** BEGIN DATA **
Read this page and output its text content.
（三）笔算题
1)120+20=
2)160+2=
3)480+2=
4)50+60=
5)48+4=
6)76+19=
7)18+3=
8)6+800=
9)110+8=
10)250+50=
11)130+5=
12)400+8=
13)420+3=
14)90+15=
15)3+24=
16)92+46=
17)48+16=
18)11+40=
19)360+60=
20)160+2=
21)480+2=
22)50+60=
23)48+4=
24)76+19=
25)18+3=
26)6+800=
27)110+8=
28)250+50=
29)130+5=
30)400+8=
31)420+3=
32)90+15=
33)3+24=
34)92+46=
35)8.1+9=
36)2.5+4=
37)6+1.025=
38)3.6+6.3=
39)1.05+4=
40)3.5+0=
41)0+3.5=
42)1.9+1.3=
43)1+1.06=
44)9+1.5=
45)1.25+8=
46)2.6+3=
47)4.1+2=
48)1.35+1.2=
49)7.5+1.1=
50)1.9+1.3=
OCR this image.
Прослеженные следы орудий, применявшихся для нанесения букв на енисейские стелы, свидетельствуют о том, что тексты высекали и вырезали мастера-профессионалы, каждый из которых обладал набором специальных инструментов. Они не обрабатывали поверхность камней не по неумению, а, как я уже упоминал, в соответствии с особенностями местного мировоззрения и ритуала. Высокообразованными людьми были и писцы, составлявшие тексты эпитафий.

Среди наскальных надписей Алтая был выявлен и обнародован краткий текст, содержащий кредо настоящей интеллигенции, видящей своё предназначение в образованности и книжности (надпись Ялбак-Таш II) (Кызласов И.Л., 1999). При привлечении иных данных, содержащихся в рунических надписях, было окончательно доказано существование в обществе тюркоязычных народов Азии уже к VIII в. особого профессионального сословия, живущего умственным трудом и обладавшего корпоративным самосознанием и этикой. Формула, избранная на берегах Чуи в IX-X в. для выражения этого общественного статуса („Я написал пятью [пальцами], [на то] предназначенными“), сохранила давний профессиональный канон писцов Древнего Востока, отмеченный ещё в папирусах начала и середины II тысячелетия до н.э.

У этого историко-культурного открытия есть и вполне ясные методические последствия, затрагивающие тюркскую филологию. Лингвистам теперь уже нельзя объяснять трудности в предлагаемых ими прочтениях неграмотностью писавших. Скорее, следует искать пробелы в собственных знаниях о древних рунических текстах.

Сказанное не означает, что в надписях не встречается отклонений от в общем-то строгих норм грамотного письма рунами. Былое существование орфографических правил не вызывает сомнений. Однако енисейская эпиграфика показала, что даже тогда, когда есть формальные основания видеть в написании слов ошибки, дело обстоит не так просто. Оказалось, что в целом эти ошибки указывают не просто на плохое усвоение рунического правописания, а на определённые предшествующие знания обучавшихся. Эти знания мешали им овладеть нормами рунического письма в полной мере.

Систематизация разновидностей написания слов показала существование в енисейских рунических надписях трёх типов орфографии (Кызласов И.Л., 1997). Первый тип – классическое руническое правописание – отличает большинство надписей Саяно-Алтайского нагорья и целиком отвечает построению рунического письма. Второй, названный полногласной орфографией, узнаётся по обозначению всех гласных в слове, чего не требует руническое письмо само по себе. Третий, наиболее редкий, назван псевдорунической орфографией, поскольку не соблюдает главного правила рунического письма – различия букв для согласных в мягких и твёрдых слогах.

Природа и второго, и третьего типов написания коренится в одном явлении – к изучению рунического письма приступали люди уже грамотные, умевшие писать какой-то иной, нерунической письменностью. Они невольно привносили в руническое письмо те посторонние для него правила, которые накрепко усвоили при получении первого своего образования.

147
** END DATA **
** BEGIN DATA **
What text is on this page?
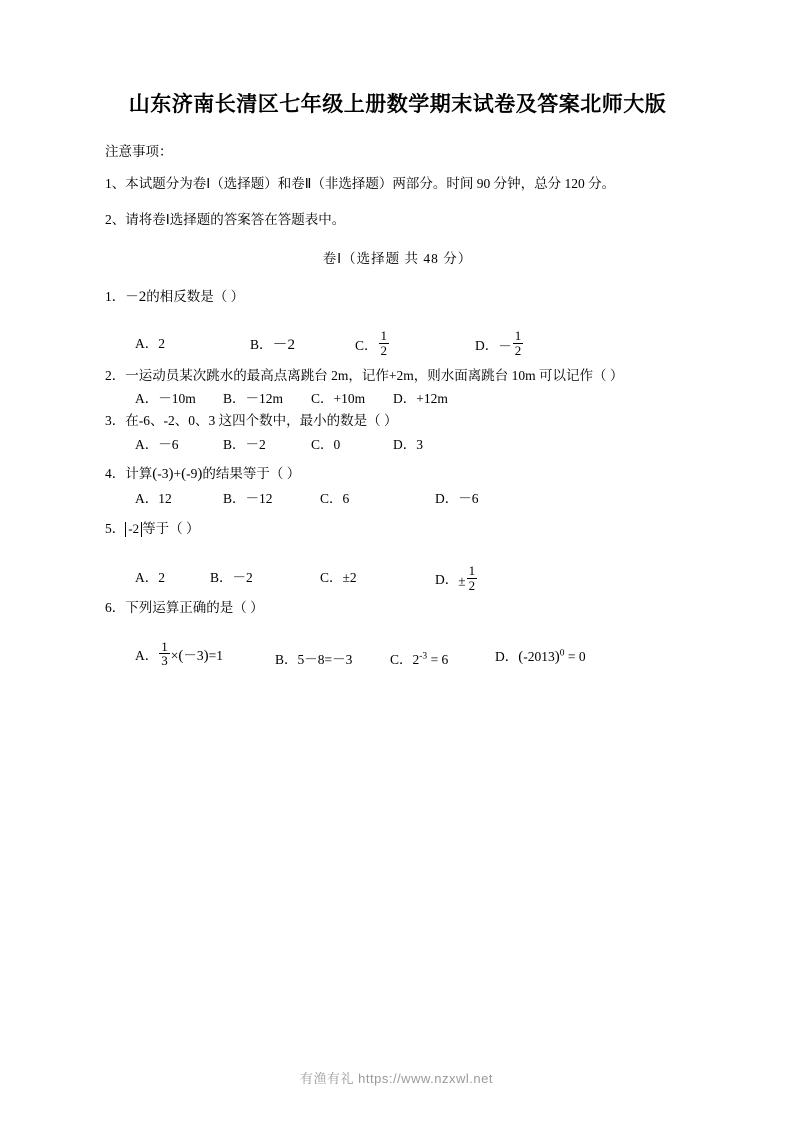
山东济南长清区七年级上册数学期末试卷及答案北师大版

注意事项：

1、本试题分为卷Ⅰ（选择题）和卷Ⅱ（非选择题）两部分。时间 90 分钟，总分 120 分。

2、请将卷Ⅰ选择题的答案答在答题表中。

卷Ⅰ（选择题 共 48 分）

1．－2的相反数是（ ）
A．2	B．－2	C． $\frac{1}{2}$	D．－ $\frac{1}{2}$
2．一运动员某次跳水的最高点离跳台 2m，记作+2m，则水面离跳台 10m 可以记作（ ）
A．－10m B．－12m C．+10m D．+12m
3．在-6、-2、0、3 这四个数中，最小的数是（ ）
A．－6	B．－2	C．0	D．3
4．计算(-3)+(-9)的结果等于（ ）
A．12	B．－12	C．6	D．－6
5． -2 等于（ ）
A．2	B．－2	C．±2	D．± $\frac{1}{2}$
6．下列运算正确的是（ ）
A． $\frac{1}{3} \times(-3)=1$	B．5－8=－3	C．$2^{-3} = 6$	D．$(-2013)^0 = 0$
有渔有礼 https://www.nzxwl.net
** END DATA **
** BEGIN DATA **
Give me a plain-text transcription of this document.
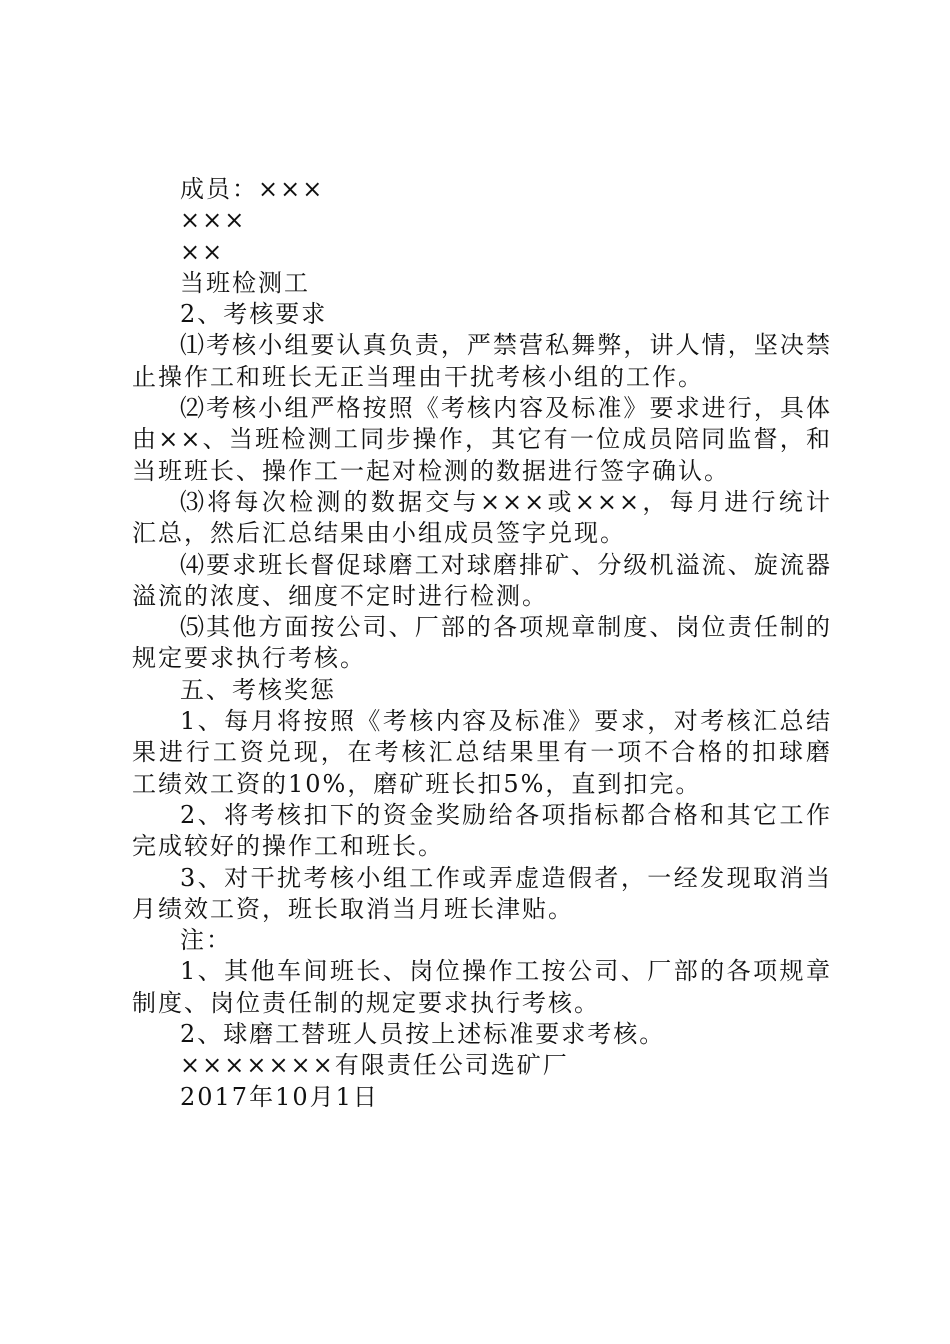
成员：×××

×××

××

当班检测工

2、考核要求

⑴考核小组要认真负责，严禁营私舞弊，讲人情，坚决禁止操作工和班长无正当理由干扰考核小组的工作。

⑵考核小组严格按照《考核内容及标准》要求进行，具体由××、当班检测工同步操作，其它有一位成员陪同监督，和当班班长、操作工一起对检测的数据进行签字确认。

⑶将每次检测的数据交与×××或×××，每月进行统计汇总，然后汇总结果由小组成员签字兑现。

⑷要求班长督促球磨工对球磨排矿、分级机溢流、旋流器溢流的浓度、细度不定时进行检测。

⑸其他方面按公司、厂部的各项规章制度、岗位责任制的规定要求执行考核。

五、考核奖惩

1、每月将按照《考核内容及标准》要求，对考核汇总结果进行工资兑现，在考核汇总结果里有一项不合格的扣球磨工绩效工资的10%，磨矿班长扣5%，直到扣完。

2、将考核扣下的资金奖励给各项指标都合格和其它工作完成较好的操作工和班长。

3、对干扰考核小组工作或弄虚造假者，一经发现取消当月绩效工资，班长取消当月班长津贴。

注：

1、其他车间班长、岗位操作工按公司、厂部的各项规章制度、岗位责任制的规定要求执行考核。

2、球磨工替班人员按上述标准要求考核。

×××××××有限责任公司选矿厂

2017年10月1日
** END DATA **
▶ [TASK INSTRUCTIONS] Of the lines above, how many include the word "text"? Reply with the number only.

▶ [WRITTEN RESPONSE] 3